» **What to do**
Without altering anything, output the material below.

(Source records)
(begin)
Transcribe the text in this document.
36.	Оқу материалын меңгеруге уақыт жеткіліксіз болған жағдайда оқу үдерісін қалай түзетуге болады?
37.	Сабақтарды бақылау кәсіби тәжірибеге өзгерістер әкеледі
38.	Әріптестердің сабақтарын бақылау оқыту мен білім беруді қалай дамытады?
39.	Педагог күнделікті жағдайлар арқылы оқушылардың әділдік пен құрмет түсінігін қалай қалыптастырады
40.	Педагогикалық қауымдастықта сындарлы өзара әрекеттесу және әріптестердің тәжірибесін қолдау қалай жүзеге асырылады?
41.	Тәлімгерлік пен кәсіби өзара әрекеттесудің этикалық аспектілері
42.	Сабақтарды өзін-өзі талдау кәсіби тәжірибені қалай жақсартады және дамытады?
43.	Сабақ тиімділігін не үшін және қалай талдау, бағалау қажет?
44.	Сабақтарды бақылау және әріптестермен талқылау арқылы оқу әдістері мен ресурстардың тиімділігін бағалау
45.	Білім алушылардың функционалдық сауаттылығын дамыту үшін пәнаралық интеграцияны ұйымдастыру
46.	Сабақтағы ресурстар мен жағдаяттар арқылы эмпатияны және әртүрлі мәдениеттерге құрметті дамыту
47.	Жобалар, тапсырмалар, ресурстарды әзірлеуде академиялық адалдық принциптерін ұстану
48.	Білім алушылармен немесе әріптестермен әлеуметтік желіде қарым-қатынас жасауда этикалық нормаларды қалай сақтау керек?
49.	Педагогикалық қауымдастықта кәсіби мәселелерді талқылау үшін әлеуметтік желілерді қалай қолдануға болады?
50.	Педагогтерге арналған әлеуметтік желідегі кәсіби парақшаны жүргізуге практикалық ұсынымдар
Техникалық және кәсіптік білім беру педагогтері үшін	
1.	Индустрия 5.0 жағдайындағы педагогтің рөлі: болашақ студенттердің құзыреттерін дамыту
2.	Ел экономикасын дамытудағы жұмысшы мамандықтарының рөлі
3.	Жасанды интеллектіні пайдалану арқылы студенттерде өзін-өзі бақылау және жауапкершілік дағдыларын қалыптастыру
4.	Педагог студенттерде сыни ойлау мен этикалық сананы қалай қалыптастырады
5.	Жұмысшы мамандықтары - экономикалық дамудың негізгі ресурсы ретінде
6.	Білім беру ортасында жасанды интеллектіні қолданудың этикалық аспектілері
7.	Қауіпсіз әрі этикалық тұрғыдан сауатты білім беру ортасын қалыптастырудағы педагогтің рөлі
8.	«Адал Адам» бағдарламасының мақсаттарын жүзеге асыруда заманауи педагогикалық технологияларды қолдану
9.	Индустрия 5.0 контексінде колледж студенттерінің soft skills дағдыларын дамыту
(end)
» **Result below**
Transcribe the text in this document.
36.	Оқу материалын меңгеруге уақыт жеткіліксіз болған жағдайда оқу үдерісін қалай түзетуге болады?
37.	Сабақтарды бақылау кәсіби тәжірибеге өзгерістер әкеледі
38.	Әріптестердің сабақтарын бақылау оқыту мен білім беруді қалай дамытады?
39.	Педагог күнделікті жағдайлар арқылы оқушылардың әділдік пен құрмет түсінігін қалай қалыптастырады
40.	Педагогикалық қауымдастықта сындарлы өзара әрекеттесу және әріптестердің тәжірибесін қолдау қалай жүзеге асырылады?
41.	Тәлімгерлік пен кәсіби өзара әрекеттесудің этикалық аспектілері
42.	Сабақтарды өзін-өзі талдау кәсіби тәжірибені қалай жақсартады және дамытады?
43.	Сабақ тиімділігін не үшін және қалай талдау, бағалау қажет?
44.	Сабақтарды бақылау және әріптестермен талқылау арқылы оқу әдістері мен ресурстардың тиімділігін бағалау
45.	Білім алушылардың функционалдық сауаттылығын дамыту үшін пәнаралық интеграцияны ұйымдастыру
46.	Сабақтағы ресурстар мен жағдаяттар арқылы эмпатияны және әртүрлі мәдениеттерге құрметті дамыту
47.	Жобалар, тапсырмалар, ресурстарды әзірлеуде академиялық адалдық принциптерін ұстану
48.	Білім алушылармен немесе әріптестермен әлеуметтік желіде қарым-қатынас жасауда этикалық нормаларды қалай сақтау керек?
49.	Педагогикалық қауымдастықта кәсіби мәселелерді талқылау үшін әлеуметтік желілерді қалай қолдануға болады?
50.	Педагогтерге арналған әлеуметтік желідегі кәсіби парақшаны жүргізуге практикалық ұсынымдар
Техникалық және кәсіптік білім беру педагогтері үшін	
1.	Индустрия 5.0 жағдайындағы педагогтің рөлі: болашақ студенттердің құзыреттерін дамыту
2.	Ел экономикасын дамытудағы жұмысшы мамандықтарының рөлі
3.	Жасанды интеллектіні пайдалану арқылы студенттерде өзін-өзі бақылау және жауапкершілік дағдыларын қалыптастыру
4.	Педагог студенттерде сыни ойлау мен этикалық сананы қалай қалыптастырады
5.	Жұмысшы мамандықтары - экономикалық дамудың негізгі ресурсы ретінде
6.	Білім беру ортасында жасанды интеллектіні қолданудың этикалық аспектілері
7.	Қауіпсіз әрі этикалық тұрғыдан сауатты білім беру ортасын қалыптастырудағы педагогтің рөлі
8.	«Адал Адам» бағдарламасының мақсаттарын жүзеге асыруда заманауи педагогикалық технологияларды қолдану
9.	Индустрия 5.0 контексінде колледж студенттерінің soft skills дағдыларын дамыту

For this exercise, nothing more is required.